Artículo:
================

Por Iván Quezada
Recuerdo cuando estuvo de moda el piano-bar. Fue durante la dictadura, en los tempranos ochenta. A la siga de algunos programas de televisión, se instalaron numerosos restaurantes con el atractivo del piano, las música y luz mortecinas, y la ilusión de la intimidad en un país vigilado.
Por eso, el título de Piano-bar de Solitarios —la breve novela de Poli Délano— me intrigó durante años cuando se le mencionaba en las revistas de oposición al régimen, o algún escritor decía que fugazmente tuvo el libro en sus manos, durante un viaje al extranjero. La leyenda (propia de mi adolescencia) se reafirmaba por el hecho de que la obra y su autor corrían la misma suerte: el destierro.

================

Material presentado:
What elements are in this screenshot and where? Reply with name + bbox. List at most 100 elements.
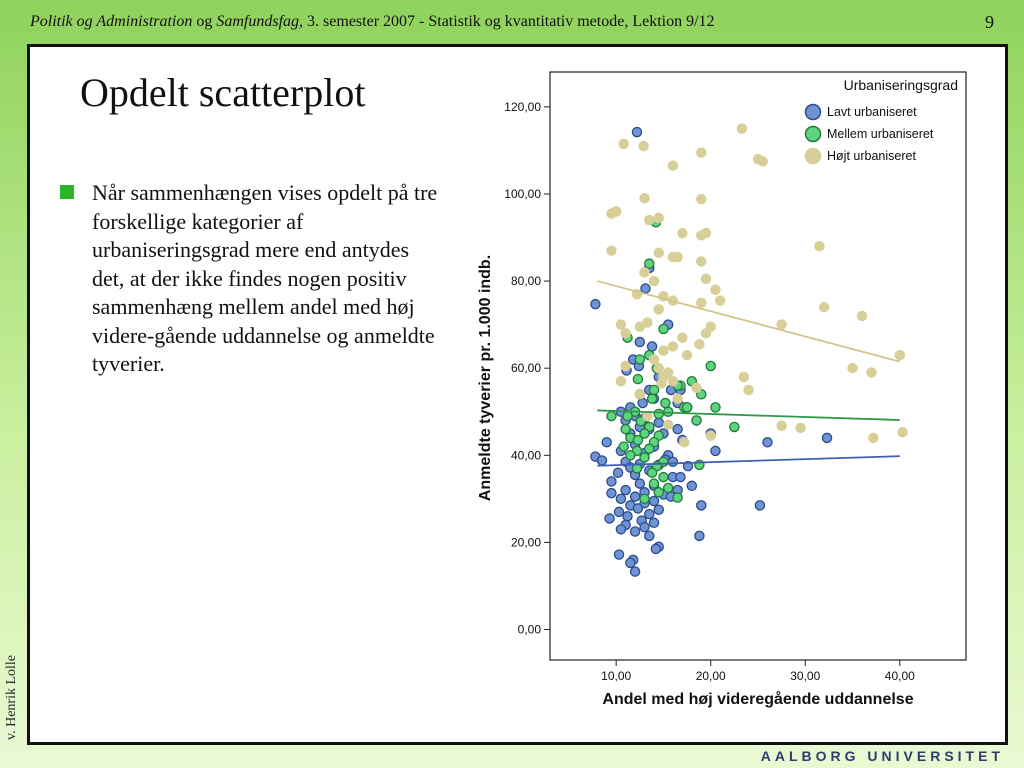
lav-data-point [615,493,627,505]
aalborg-university-logo: AALBORG UNIVERSITET [760,748,1004,764]
slide-title: Opdelt scatterplot [80,70,366,115]
hojt-data-point [672,393,683,404]
lav-data-point [634,336,646,348]
hojt-legend-swatch [804,147,822,165]
hojt-data-point [696,147,707,158]
hojt-data-point [667,341,679,352]
lav-data-point [644,508,655,520]
hojt-data-point [672,251,683,263]
bullet-point: Når sammenhængen vises opdelt på tre for… [60,179,440,379]
hojt-data-point [856,310,868,322]
lav-data-point [696,500,707,511]
mellem-data-point [658,323,669,335]
mellem-data-point [625,450,636,461]
hojt-data-point [648,354,660,365]
mellem-data-point [639,493,650,505]
mellem-data-point [653,408,664,420]
mellem-data-point [618,441,629,452]
mellem-data-point [634,354,646,365]
lav-data-point [675,471,686,483]
mellem-data-point [672,492,683,503]
lav-data-point [596,455,608,466]
mellem-data-point [648,478,660,489]
hojt-data-point [648,275,660,287]
lav-data-point [606,476,617,487]
hojt-data-point [615,319,627,330]
hojt-data-point [694,338,705,350]
bullet-square-icon [60,185,74,199]
hojt-data-point [662,419,674,431]
hojt-data-point [658,345,669,357]
mellem-data-point [622,410,633,422]
lav-data-point [648,495,660,507]
lav-data-point [629,491,641,502]
lav-data-point [622,511,633,522]
mellem-data-point [705,360,716,372]
lav-data-point [613,549,625,560]
lav-data-point [620,484,631,496]
hojt-data-point [814,240,825,252]
bullet-text: Når sammenhængen vises opdelt på tre for… [92,180,438,376]
mellem-data-point [644,258,655,269]
hojt-data-point [696,256,707,267]
hojt-data-point [776,420,787,431]
lav-data-point [629,566,641,577]
hojt-data-point [667,375,679,387]
lav-data-point [601,436,612,448]
hojt-data-point [757,156,768,167]
hojt-data-point [642,317,653,328]
hojt-data-point [710,284,721,296]
mellem-data-point [710,402,721,413]
hojt-data-point [606,245,617,256]
lav-data-point [644,530,655,542]
hojt-data-point [638,140,649,152]
hojt-data-point [639,267,650,278]
mellem-data-point [691,415,702,426]
hojt-data-point [868,432,879,444]
lav-data-point [606,487,617,499]
lav-data-point [686,480,698,492]
lav-legend-swatch [804,103,822,121]
author-label: v. Henrik Lolle [4,654,19,740]
hojt-data-point [653,362,664,374]
lav-data-point [625,557,636,569]
mellem-data-point [639,428,650,439]
hojt-data-point [620,328,631,339]
hojt-data-point [738,371,750,383]
lav-fit-line [597,455,900,467]
y-tick-label: 120,00 [504,100,541,114]
hojt-data-point [644,214,655,226]
y-tick-label: 0,00 [518,623,542,637]
y-tick-label: 80,00 [511,274,541,288]
mellem-data-point [646,393,658,404]
mellem-fit-line [597,409,900,421]
legend-entry: Højt urbaniseret [827,149,916,163]
y-tick-label: 60,00 [511,361,541,375]
lav-data-point [762,436,773,448]
lav-data-point [653,417,664,428]
hojt-data-point [847,362,858,374]
hojt-data-point [634,321,646,333]
hojt-data-point [656,378,667,389]
mellem-data-point [658,471,669,483]
x-tick-label: 30,00 [790,669,820,683]
hojt-data-point [691,382,702,394]
lav-data-point [640,283,651,294]
slide-header: Politik og Administration og Samfundsfag… [0,0,1024,44]
mellem-data-point [729,421,740,433]
hojt-data-point [610,206,622,217]
hojt-data-point [705,430,716,441]
mellem-legend-swatch [804,125,822,143]
hojt-data-point [705,321,716,333]
lav-data-point [710,445,721,457]
legend-entry: Lavt urbaniseret [827,105,917,119]
y-axis-label: Anmeldte tyverier pr. 1.000 indb. [477,255,494,501]
hojt-data-point [897,426,908,438]
x-axis-label: Andel med høj videregående uddannelse [602,690,913,708]
slide-content: Opdelt scatterplot Når sammenhængen vise… [27,44,1008,745]
hojt-data-point [776,319,787,330]
hojt-data-point [696,297,707,309]
lav-data-point [590,298,601,310]
hojt-data-point [653,212,664,224]
hojt-data-point [653,304,664,315]
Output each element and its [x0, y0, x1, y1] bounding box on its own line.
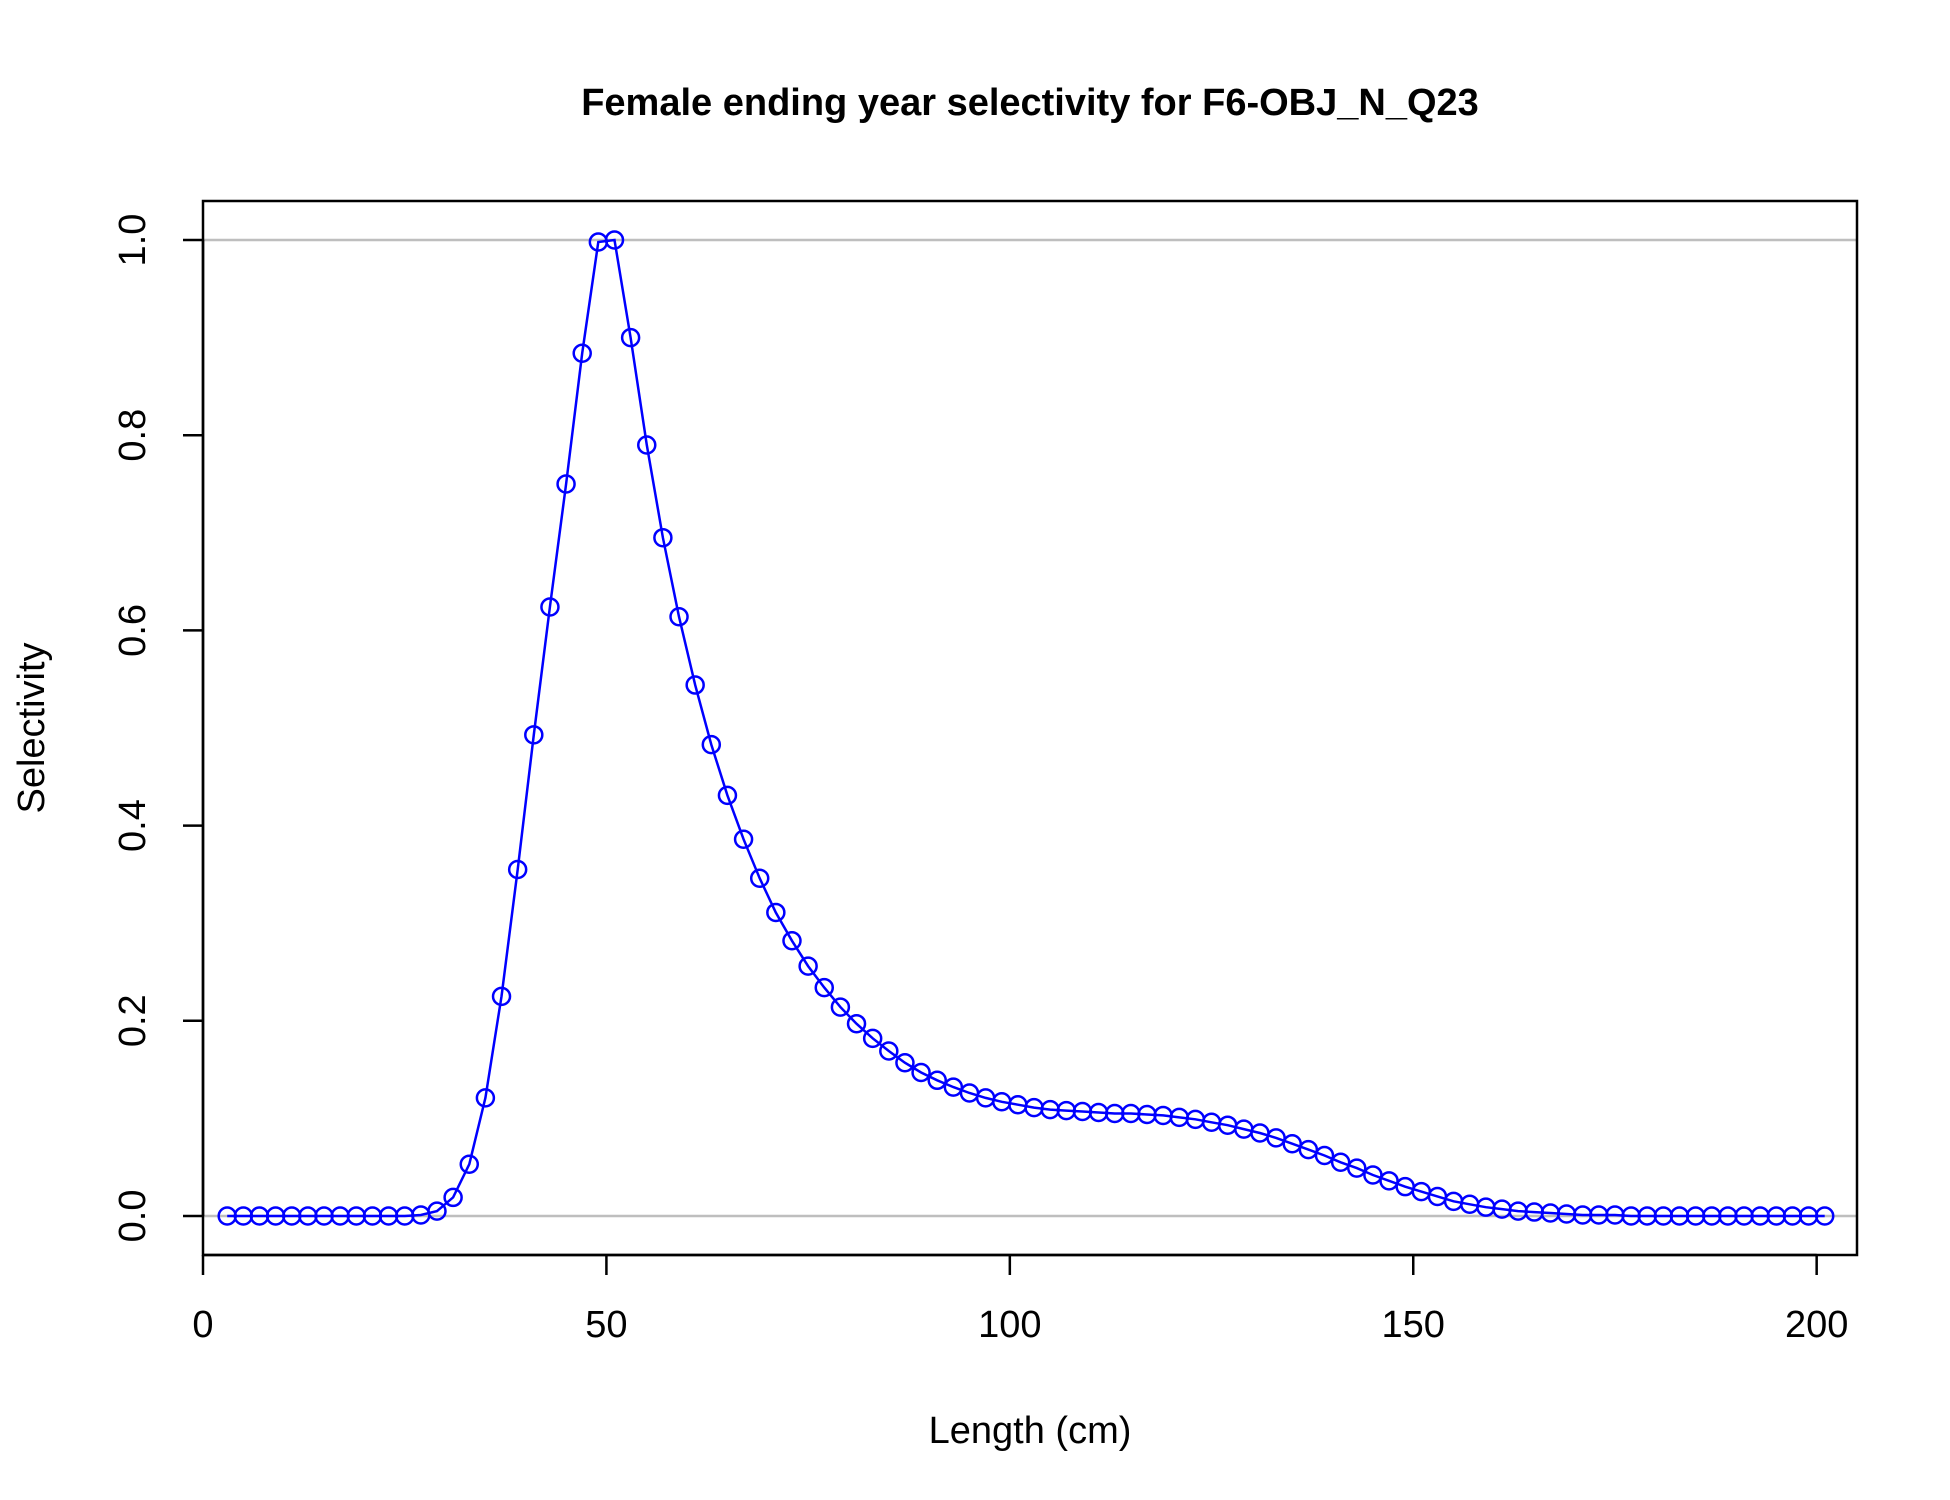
- data-point: [475, 1088, 496, 1108]
- y-tick-label: 0.0: [112, 1190, 154, 1243]
- x-tick-label: 150: [1382, 1304, 1445, 1346]
- data-point: [766, 902, 786, 923]
- data-point: [604, 230, 625, 250]
- series-layer: [217, 230, 1835, 1226]
- y-tick-label: 0.6: [112, 604, 154, 657]
- data-point: [620, 327, 641, 348]
- y-axis-label: Selectivity: [11, 642, 53, 813]
- data-point: [782, 931, 802, 951]
- data-point: [1347, 1158, 1367, 1178]
- chart-title: Female ending year selectivity for F6-OB…: [581, 82, 1479, 124]
- y-tick-label: 0.2: [112, 994, 154, 1047]
- x-axis-label: Length (cm): [929, 1410, 1132, 1452]
- data-point: [637, 435, 657, 455]
- x-tick-label: 200: [1785, 1304, 1848, 1346]
- data-point: [749, 868, 770, 889]
- data-point: [572, 343, 592, 363]
- x-tick-label: 50: [585, 1304, 627, 1346]
- reference-lines: [203, 238, 1857, 1218]
- data-point: [1314, 1145, 1335, 1166]
- data-point: [733, 829, 754, 850]
- data-point: [1814, 1206, 1835, 1226]
- data-point: [556, 474, 576, 494]
- x-axis: 0 50 100 150 200: [192, 1253, 1848, 1346]
- y-axis: 0.0 0.2 0.4 0.6 0.8 1.0: [112, 214, 205, 1243]
- data-point: [814, 977, 835, 998]
- data-point: [717, 785, 738, 806]
- y-tick-label: 0.8: [112, 409, 154, 462]
- y-tick-label: 1.0: [112, 214, 154, 267]
- data-point: [669, 606, 689, 627]
- x-tick-label: 0: [192, 1304, 213, 1346]
- plot-frame: [201, 199, 1859, 1257]
- data-point: [879, 1041, 899, 1061]
- data-point: [798, 956, 818, 976]
- data-point: [524, 725, 544, 745]
- data-point: [491, 986, 512, 1007]
- data-point: [427, 1201, 447, 1221]
- series-line: [227, 238, 1825, 1218]
- data-point: [459, 1154, 480, 1174]
- data-point: [443, 1187, 463, 1208]
- data-point: [895, 1052, 915, 1073]
- data-point: [911, 1062, 931, 1083]
- data-point: [685, 675, 705, 695]
- data-point: [507, 859, 528, 880]
- data-point: [701, 734, 722, 755]
- data-point: [830, 997, 851, 1017]
- data-point: [653, 527, 673, 548]
- data-point: [927, 1070, 947, 1091]
- data-point: [540, 597, 560, 617]
- data-point: [846, 1013, 867, 1034]
- data-point: [862, 1028, 883, 1049]
- x-tick-label: 100: [978, 1304, 1041, 1346]
- y-tick-label: 0.4: [112, 799, 154, 852]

================

Ejercicios por resolver:
1 - Copia el fragmento del artículo que comienza en "Por eso, el" y termina en "suerte: el destierro.", sustituyendo "destierro" por "exilio".
2 - Según el artículo, ¿quién escribió la novela Piano-bar de Solitarios?
3 - Prolonga el artículo sobre la novela Piano-bar de Solitarios a partir de su última oración.

Respuestas por ejercicio:
1 -
Por eso, el título de Piano-bar de Solitarios —la breve novela de Poli Délano— me intrigó durante años cuando se le mencionaba en las revistas de oposición al régimen, o algún escritor decía que fugazmente tuvo el libro en sus manos, durante un viaje al extranjero. La leyenda (propia de mi adolescencia) se reafirmaba por el hecho de que la obra y su autor corrían la misma suerte: el exilio.

2 - Poli Délano.

3 -
Entonces, la frivolidad del piano-bar funcionaba como un sarcasmo en mi imaginación. Los amantes secretos en torno a la música y los tragos, mascullaban también planes subversivos, y esta complicidad acrecentaba el erotismo del momento. Cuando por fin tuve el libro en mi poder —más de dos lustros después de la tiranía— descubrí que mis ideas eran un estereotipo. La misma superficie de la historia es áspera, carente de humor, a no ser que se le reconozca alguna comicidad a unas gotas de licor amargo sobre un fondo negro.
Sería inútil detallar la acción. Casi no tiene. Uno observa (más que lee) a un puñado de personajes que, noche tras noche, rodean un piano y a su ejecutante, quien viene a ser el eje sobre el cual se cruzan las vidas y las derrotas de los contertulios. Para que esto quede más claro, el relato se bifurca en las voces de los protagonistas y, así, se crea el espejismo de múltiples narradores. Pero, realmente, la novela se levanta sobre uno solo: la conciencia solitaria del pianista. Incluso se sospecha que todo el asunto es un delirio de «El pequeño gran Javier». Las propias situaciones son retazos, como acordes de prueba en una partitura caótica, sin principio ni final, y ejecutada solamente para distraer a la clientela durante una larga madrugada de culpas, añoranzas y resacas.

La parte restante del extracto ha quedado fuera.